* _TASK GOAL_
Could you write out the records below exactly as they appear?

* _RECORD SET_
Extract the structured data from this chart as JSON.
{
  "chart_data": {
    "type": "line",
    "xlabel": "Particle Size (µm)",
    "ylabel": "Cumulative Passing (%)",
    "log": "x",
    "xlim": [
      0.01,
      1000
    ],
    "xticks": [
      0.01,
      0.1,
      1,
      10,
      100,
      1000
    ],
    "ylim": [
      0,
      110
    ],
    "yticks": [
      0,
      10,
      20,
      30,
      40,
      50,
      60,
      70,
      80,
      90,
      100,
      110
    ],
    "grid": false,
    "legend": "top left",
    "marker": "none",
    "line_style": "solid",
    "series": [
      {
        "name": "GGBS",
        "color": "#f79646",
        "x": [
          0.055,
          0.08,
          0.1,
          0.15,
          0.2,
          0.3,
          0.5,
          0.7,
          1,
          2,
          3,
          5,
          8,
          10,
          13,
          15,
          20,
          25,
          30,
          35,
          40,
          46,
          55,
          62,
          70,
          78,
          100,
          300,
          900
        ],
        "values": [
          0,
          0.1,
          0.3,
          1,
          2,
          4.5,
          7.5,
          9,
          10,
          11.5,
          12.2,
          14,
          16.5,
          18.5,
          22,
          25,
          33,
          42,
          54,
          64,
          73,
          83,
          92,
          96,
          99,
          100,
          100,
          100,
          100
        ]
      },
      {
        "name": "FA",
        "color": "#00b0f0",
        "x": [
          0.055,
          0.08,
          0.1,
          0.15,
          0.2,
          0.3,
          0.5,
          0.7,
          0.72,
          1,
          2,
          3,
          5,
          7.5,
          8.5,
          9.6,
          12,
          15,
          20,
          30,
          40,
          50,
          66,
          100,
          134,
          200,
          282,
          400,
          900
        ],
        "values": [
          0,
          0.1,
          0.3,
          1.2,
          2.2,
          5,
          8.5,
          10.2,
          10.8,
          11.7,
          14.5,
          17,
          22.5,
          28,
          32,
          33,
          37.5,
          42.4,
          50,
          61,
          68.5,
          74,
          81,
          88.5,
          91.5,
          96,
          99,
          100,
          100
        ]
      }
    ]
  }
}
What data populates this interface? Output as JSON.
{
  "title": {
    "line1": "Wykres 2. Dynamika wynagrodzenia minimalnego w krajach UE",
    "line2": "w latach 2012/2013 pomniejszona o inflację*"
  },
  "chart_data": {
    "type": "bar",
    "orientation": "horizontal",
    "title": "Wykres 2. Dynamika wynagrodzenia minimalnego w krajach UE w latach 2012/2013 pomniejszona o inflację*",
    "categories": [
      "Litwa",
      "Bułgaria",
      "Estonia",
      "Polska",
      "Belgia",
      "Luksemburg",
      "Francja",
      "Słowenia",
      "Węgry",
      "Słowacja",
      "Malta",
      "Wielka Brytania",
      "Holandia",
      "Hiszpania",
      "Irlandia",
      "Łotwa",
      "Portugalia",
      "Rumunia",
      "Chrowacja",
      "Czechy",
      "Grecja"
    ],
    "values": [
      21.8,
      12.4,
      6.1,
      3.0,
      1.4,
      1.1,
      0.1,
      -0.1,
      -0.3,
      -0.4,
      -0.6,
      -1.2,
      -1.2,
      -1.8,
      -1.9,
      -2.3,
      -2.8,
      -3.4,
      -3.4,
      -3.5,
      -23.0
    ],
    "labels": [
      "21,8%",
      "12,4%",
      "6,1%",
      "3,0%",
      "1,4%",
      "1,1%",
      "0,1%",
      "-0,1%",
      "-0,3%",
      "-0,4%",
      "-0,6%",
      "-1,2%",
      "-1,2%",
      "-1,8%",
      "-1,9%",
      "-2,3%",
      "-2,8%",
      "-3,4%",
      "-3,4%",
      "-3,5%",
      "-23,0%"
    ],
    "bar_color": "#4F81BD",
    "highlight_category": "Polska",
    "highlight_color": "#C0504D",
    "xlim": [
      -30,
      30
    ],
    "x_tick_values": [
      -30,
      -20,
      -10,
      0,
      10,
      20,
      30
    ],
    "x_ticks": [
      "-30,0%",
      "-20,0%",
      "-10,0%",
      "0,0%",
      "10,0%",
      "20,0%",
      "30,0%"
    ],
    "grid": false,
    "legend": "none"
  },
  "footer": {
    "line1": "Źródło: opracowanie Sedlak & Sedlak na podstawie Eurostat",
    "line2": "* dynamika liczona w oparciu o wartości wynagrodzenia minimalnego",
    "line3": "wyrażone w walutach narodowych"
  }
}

* _ANSWER TO THIS TASK_
Extract the structured data from this chart as JSON.
{
  "chart_data": {
    "type": "line",
    "xlabel": "Particle Size (µm)",
    "ylabel": "Cumulative Passing (%)",
    "log": "x",
    "xlim": [
      0.01,
      1000
    ],
    "xticks": [
      0.01,
      0.1,
      1,
      10,
      100,
      1000
    ],
    "ylim": [
      0,
      110
    ],
    "yticks": [
      0,
      10,
      20,
      30,
      40,
      50,
      60,
      70,
      80,
      90,
      100,
      110
    ],
    "grid": false,
    "legend": "top left",
    "marker": "none",
    "line_style": "solid",
    "series": [
      {
        "name": "GGBS",
        "color": "#f79646",
        "x": [
          0.055,
          0.08,
          0.1,
          0.15,
          0.2,
          0.3,
          0.5,
          0.7,
          1,
          2,
          3,
          5,
          8,
          10,
          13,
          15,
          20,
          25,
          30,
          35,
          40,
          46,
          55,
          62,
          70,
          78,
          100,
          300,
          900
        ],
        "values": [
          0,
          0.1,
          0.3,
          1,
          2,
          4.5,
          7.5,
          9,
          10,
          11.5,
          12.2,
          14,
          16.5,
          18.5,
          22,
          25,
          33,
          42,
          54,
          64,
          73,
          83,
          92,
          96,
          99,
          100,
          100,
          100,
          100
        ]
      },
      {
        "name": "FA",
        "color": "#00b0f0",
        "x": [
          0.055,
          0.08,
          0.1,
          0.15,
          0.2,
          0.3,
          0.5,
          0.7,
          0.72,
          1,
          2,
          3,
          5,
          7.5,
          8.5,
          9.6,
          12,
          15,
          20,
          30,
          40,
          50,
          66,
          100,
          134,
          200,
          282,
          400,
          900
        ],
        "values": [
          0,
          0.1,
          0.3,
          1.2,
          2.2,
          5,
          8.5,
          10.2,
          10.8,
          11.7,
          14.5,
          17,
          22.5,
          28,
          32,
          33,
          37.5,
          42.4,
          50,
          61,
          68.5,
          74,
          81,
          88.5,
          91.5,
          96,
          99,
          100,
          100
        ]
      }
    ]
  }
}
What data populates this interface? Output as JSON.
{
  "title": {
    "line1": "Wykres 2. Dynamika wynagrodzenia minimalnego w krajach UE",
    "line2": "w latach 2012/2013 pomniejszona o inflację*"
  },
  "chart_data": {
    "type": "bar",
    "orientation": "horizontal",
    "title": "Wykres 2. Dynamika wynagrodzenia minimalnego w krajach UE w latach 2012/2013 pomniejszona o inflację*",
    "categories": [
      "Litwa",
      "Bułgaria",
      "Estonia",
      "Polska",
      "Belgia",
      "Luksemburg",
      "Francja",
      "Słowenia",
      "Węgry",
      "Słowacja",
      "Malta",
      "Wielka Brytania",
      "Holandia",
      "Hiszpania",
      "Irlandia",
      "Łotwa",
      "Portugalia",
      "Rumunia",
      "Chrowacja",
      "Czechy",
      "Grecja"
    ],
    "values": [
      21.8,
      12.4,
      6.1,
      3.0,
      1.4,
      1.1,
      0.1,
      -0.1,
      -0.3,
      -0.4,
      -0.6,
      -1.2,
      -1.2,
      -1.8,
      -1.9,
      -2.3,
      -2.8,
      -3.4,
      -3.4,
      -3.5,
      -23.0
    ],
    "labels": [
      "21,8%",
      "12,4%",
      "6,1%",
      "3,0%",
      "1,4%",
      "1,1%",
      "0,1%",
      "-0,1%",
      "-0,3%",
      "-0,4%",
      "-0,6%",
      "-1,2%",
      "-1,2%",
      "-1,8%",
      "-1,9%",
      "-2,3%",
      "-2,8%",
      "-3,4%",
      "-3,4%",
      "-3,5%",
      "-23,0%"
    ],
    "bar_color": "#4F81BD",
    "highlight_category": "Polska",
    "highlight_color": "#C0504D",
    "xlim": [
      -30,
      30
    ],
    "x_tick_values": [
      -30,
      -20,
      -10,
      0,
      10,
      20,
      30
    ],
    "x_ticks": [
      "-30,0%",
      "-20,0%",
      "-10,0%",
      "0,0%",
      "10,0%",
      "20,0%",
      "30,0%"
    ],
    "grid": false,
    "legend": "none"
  },
  "footer": {
    "line1": "Źródło: opracowanie Sedlak & Sedlak na podstawie Eurostat",
    "line2": "* dynamika liczona w oparciu o wartości wynagrodzenia minimalnego",
    "line3": "wyrażone w walutach narodowych"
  }
}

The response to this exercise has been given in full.